- [What is asked]: Will you transcribe the entries that follow, exactly and in full?

:::

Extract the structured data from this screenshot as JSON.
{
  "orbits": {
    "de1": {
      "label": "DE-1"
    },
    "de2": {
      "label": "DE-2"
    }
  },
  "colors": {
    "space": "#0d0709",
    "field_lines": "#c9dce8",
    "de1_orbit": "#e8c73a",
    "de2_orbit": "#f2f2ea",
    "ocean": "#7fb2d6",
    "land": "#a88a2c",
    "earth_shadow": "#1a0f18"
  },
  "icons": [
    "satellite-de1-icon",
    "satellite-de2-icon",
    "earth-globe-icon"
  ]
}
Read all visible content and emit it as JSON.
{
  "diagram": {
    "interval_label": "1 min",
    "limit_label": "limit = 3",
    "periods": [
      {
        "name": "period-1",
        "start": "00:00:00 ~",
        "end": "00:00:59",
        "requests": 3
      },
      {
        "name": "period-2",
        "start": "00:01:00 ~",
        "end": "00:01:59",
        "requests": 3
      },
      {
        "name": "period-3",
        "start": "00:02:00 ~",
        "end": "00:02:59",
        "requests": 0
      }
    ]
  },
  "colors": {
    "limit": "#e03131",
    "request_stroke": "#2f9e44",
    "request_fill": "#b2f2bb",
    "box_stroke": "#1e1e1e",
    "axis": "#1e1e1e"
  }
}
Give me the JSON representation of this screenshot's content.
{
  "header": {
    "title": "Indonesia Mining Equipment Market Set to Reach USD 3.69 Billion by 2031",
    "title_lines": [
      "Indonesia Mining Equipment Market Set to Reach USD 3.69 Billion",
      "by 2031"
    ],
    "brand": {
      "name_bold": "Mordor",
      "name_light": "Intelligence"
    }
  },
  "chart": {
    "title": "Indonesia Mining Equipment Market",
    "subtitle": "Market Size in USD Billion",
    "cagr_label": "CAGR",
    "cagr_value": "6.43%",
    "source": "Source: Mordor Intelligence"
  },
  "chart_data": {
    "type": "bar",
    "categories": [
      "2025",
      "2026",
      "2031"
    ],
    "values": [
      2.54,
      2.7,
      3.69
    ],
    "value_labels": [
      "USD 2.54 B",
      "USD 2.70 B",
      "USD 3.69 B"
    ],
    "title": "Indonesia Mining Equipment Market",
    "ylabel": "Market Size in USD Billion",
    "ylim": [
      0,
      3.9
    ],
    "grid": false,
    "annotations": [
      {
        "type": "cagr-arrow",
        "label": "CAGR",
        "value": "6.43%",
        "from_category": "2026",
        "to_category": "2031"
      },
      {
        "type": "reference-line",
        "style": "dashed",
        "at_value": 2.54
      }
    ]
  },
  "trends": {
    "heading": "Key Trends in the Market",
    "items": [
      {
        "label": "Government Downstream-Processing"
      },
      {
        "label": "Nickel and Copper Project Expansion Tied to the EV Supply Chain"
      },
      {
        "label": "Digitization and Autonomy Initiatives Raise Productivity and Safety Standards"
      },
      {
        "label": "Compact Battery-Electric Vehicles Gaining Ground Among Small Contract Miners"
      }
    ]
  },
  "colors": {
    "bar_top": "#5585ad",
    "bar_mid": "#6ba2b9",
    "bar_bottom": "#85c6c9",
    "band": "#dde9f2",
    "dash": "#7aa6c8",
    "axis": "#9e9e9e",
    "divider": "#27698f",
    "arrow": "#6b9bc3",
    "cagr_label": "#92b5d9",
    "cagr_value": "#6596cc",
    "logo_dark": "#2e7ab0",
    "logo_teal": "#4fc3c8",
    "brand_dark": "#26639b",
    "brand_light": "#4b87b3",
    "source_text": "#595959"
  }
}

:::

- [The answer]:
Extract the structured data from this screenshot as JSON.
{
  "orbits": {
    "de1": {
      "label": "DE-1"
    },
    "de2": {
      "label": "DE-2"
    }
  },
  "colors": {
    "space": "#0d0709",
    "field_lines": "#c9dce8",
    "de1_orbit": "#e8c73a",
    "de2_orbit": "#f2f2ea",
    "ocean": "#7fb2d6",
    "land": "#a88a2c",
    "earth_shadow": "#1a0f18"
  },
  "icons": [
    "satellite-de1-icon",
    "satellite-de2-icon",
    "earth-globe-icon"
  ]
}
Read all visible content and emit it as JSON.
{
  "diagram": {
    "interval_label": "1 min",
    "limit_label": "limit = 3",
    "periods": [
      {
        "name": "period-1",
        "start": "00:00:00 ~",
        "end": "00:00:59",
        "requests": 3
      },
      {
        "name": "period-2",
        "start": "00:01:00 ~",
        "end": "00:01:59",
        "requests": 3
      },
      {
        "name": "period-3",
        "start": "00:02:00 ~",
        "end": "00:02:59",
        "requests": 0
      }
    ]
  },
  "colors": {
    "limit": "#e03131",
    "request_stroke": "#2f9e44",
    "request_fill": "#b2f2bb",
    "box_stroke": "#1e1e1e",
    "axis": "#1e1e1e"
  }
}
Give me the JSON representation of this screenshot's content.
{
  "header": {
    "title": "Indonesia Mining Equipment Market Set to Reach USD 3.69 Billion by 2031",
    "title_lines": [
      "Indonesia Mining Equipment Market Set to Reach USD 3.69 Billion",
      "by 2031"
    ],
    "brand": {
      "name_bold": "Mordor",
      "name_light": "Intelligence"
    }
  },
  "chart": {
    "title": "Indonesia Mining Equipment Market",
    "subtitle": "Market Size in USD Billion",
    "cagr_label": "CAGR",
    "cagr_value": "6.43%",
    "source": "Source: Mordor Intelligence"
  },
  "chart_data": {
    "type": "bar",
    "categories": [
      "2025",
      "2026",
      "2031"
    ],
    "values": [
      2.54,
      2.7,
      3.69
    ],
    "value_labels": [
      "USD 2.54 B",
      "USD 2.70 B",
      "USD 3.69 B"
    ],
    "title": "Indonesia Mining Equipment Market",
    "ylabel": "Market Size in USD Billion",
    "ylim": [
      0,
      3.9
    ],
    "grid": false,
    "annotations": [
      {
        "type": "cagr-arrow",
        "label": "CAGR",
        "value": "6.43%",
        "from_category": "2026",
        "to_category": "2031"
      },
      {
        "type": "reference-line",
        "style": "dashed",
        "at_value": 2.54
      }
    ]
  },
  "trends": {
    "heading": "Key Trends in the Market",
    "items": [
      {
        "label": "Government Downstream-Processing"
      },
      {
        "label": "Nickel and Copper Project Expansion Tied to the EV Supply Chain"
      },
      {
        "label": "Digitization and Autonomy Initiatives Raise Productivity and Safety Standards"
      },
      {
        "label": "Compact Battery-Electric Vehicles Gaining Ground Among Small Contract Miners"
      }
    ]
  },
  "colors": {
    "bar_top": "#5585ad",
    "bar_mid": "#6ba2b9",
    "bar_bottom": "#85c6c9",
    "band": "#dde9f2",
    "dash": "#7aa6c8",
    "axis": "#9e9e9e",
    "divider": "#27698f",
    "arrow": "#6b9bc3",
    "cagr_label": "#92b5d9",
    "cagr_value": "#6596cc",
    "logo_dark": "#2e7ab0",
    "logo_teal": "#4fc3c8",
    "brand_dark": "#26639b",
    "brand_light": "#4b87b3",
    "source_text": "#595959"
  }
}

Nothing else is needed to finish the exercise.